Data records:

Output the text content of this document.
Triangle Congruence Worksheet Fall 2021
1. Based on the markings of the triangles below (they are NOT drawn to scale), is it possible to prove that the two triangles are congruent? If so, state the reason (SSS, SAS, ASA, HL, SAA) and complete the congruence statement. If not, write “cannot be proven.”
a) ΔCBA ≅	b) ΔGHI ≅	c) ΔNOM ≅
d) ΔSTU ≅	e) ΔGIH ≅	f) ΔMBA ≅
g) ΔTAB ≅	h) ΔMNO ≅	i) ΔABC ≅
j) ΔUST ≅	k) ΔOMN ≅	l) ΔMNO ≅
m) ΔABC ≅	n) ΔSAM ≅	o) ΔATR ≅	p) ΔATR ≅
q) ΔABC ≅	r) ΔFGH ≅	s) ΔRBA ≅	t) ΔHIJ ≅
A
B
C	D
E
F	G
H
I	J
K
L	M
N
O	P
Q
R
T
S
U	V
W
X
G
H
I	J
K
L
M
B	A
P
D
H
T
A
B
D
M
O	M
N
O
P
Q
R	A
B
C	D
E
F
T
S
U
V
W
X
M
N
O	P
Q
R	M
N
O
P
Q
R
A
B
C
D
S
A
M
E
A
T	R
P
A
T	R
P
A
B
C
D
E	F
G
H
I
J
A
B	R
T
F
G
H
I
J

==

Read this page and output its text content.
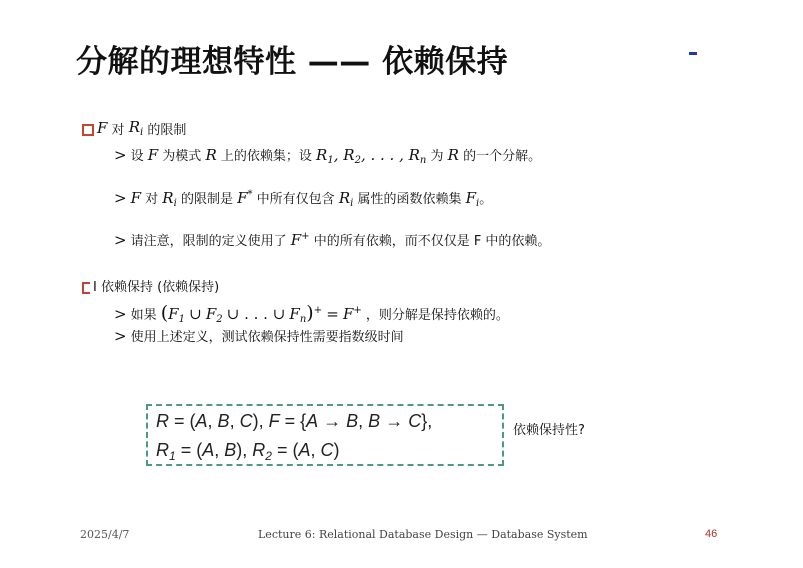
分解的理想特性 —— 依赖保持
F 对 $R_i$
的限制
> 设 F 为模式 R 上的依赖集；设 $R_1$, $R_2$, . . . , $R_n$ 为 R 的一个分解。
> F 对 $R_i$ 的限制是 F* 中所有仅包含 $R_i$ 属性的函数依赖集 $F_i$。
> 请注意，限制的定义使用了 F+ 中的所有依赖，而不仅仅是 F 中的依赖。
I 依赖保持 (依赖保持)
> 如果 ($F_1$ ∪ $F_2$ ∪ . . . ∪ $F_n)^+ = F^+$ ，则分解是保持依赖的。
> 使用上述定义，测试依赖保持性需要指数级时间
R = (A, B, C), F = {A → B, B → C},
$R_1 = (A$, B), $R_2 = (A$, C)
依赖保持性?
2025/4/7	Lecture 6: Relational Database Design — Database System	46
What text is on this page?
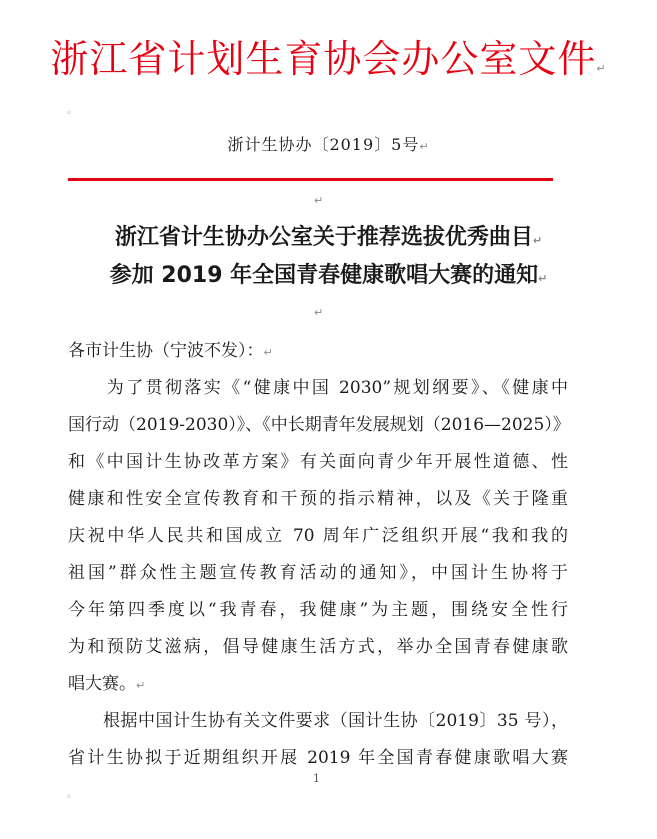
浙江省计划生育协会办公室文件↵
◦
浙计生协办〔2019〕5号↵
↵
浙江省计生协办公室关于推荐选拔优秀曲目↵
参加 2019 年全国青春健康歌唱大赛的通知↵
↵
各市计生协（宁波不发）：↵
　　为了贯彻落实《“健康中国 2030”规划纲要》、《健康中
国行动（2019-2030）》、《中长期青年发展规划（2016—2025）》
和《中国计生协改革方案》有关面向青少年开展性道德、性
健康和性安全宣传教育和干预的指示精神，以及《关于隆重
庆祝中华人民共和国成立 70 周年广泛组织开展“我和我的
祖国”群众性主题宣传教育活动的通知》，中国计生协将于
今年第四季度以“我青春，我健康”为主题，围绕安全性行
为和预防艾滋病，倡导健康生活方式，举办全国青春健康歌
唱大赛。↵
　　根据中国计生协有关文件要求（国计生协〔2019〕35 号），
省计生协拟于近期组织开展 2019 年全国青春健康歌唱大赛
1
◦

...

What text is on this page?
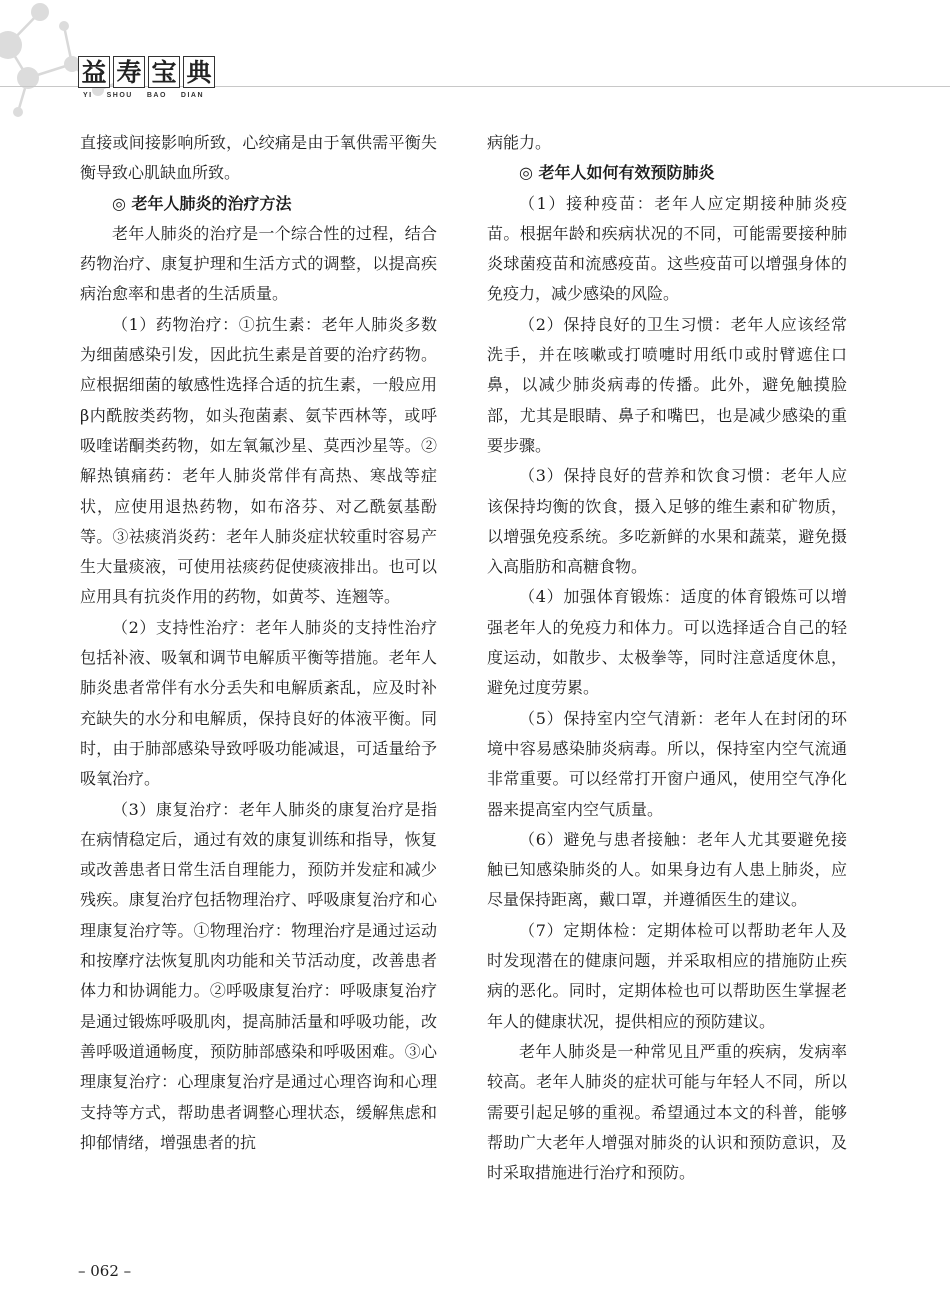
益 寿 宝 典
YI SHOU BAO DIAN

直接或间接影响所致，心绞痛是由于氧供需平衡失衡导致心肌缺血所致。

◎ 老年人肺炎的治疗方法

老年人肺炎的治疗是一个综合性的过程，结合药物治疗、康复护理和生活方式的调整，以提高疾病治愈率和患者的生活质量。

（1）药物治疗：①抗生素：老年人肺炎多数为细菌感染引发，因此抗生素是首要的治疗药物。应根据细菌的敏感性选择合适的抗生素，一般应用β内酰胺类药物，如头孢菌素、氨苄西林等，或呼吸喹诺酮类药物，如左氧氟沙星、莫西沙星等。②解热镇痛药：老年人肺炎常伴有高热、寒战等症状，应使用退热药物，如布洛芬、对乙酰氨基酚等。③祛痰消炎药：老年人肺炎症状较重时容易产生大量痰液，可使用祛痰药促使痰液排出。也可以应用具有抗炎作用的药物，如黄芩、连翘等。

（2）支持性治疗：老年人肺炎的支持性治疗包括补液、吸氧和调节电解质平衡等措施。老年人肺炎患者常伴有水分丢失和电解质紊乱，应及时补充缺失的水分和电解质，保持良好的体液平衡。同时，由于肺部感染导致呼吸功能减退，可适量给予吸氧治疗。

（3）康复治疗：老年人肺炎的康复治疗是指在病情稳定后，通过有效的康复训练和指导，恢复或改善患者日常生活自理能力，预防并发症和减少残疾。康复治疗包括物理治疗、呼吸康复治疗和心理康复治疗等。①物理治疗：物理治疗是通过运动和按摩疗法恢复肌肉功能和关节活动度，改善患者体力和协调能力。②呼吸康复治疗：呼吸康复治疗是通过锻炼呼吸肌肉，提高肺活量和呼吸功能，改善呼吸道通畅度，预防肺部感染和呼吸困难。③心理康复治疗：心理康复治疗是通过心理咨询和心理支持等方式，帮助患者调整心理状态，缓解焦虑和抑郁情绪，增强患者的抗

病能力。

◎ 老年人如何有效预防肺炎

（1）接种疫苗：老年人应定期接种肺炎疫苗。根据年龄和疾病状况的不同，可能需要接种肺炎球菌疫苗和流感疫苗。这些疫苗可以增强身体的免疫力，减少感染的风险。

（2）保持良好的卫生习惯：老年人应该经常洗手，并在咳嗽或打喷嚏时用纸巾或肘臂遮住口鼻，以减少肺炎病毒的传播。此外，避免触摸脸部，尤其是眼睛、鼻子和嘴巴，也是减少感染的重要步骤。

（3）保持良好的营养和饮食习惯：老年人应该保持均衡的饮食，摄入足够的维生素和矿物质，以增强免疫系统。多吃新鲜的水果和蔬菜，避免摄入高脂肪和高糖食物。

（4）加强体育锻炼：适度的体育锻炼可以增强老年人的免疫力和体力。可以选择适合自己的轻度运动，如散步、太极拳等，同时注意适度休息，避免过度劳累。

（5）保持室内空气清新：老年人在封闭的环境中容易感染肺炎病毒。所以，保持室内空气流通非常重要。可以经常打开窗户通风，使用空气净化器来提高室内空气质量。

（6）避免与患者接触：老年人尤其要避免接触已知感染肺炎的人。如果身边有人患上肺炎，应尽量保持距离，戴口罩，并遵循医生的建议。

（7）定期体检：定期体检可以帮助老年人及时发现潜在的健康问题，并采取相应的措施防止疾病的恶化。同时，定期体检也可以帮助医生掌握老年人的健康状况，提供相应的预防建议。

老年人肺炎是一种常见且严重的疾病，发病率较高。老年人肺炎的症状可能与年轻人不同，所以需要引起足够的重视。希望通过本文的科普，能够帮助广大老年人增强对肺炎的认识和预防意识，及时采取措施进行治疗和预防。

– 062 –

DO THIS:
Return from the data every line that holds "text".

ANSWER TO THE TASK:
Output the text content of this document.
Read this page and output its text content.
What text is on this page?
What text is on this page?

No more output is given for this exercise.